- Aim: Return the material below in full and exactly.

[Figure collection entries]
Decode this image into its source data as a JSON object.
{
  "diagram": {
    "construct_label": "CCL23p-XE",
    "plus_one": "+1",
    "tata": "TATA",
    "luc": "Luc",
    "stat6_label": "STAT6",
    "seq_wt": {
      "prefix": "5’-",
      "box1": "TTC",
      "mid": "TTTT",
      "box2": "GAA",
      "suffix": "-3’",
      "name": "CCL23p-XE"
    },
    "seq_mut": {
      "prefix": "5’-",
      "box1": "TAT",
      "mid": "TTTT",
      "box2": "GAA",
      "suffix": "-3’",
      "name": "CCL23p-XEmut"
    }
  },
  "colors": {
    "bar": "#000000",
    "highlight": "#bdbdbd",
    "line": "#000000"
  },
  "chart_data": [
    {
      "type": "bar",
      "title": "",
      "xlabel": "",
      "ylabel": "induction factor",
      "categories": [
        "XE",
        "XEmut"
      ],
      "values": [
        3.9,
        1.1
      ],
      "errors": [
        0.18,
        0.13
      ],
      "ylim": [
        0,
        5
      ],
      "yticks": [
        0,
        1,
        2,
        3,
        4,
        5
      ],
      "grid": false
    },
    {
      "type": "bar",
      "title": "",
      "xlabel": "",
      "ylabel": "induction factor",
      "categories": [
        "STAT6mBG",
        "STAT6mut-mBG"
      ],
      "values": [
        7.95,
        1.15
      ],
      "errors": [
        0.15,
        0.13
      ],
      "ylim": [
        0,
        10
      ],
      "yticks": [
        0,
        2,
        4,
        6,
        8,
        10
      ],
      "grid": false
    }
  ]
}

- The output:
Decode this image into its source data as a JSON object.
{
  "diagram": {
    "construct_label": "CCL23p-XE",
    "plus_one": "+1",
    "tata": "TATA",
    "luc": "Luc",
    "stat6_label": "STAT6",
    "seq_wt": {
      "prefix": "5’-",
      "box1": "TTC",
      "mid": "TTTT",
      "box2": "GAA",
      "suffix": "-3’",
      "name": "CCL23p-XE"
    },
    "seq_mut": {
      "prefix": "5’-",
      "box1": "TAT",
      "mid": "TTTT",
      "box2": "GAA",
      "suffix": "-3’",
      "name": "CCL23p-XEmut"
    }
  },
  "colors": {
    "bar": "#000000",
    "highlight": "#bdbdbd",
    "line": "#000000"
  },
  "chart_data": [
    {
      "type": "bar",
      "title": "",
      "xlabel": "",
      "ylabel": "induction factor",
      "categories": [
        "XE",
        "XEmut"
      ],
      "values": [
        3.9,
        1.1
      ],
      "errors": [
        0.18,
        0.13
      ],
      "ylim": [
        0,
        5
      ],
      "yticks": [
        0,
        1,
        2,
        3,
        4,
        5
      ],
      "grid": false
    },
    {
      "type": "bar",
      "title": "",
      "xlabel": "",
      "ylabel": "induction factor",
      "categories": [
        "STAT6mBG",
        "STAT6mut-mBG"
      ],
      "values": [
        7.95,
        1.15
      ],
      "errors": [
        0.15,
        0.13
      ],
      "ylim": [
        0,
        10
      ],
      "yticks": [
        0,
        2,
        4,
        6,
        8,
        10
      ],
      "grid": false
    }
  ]
}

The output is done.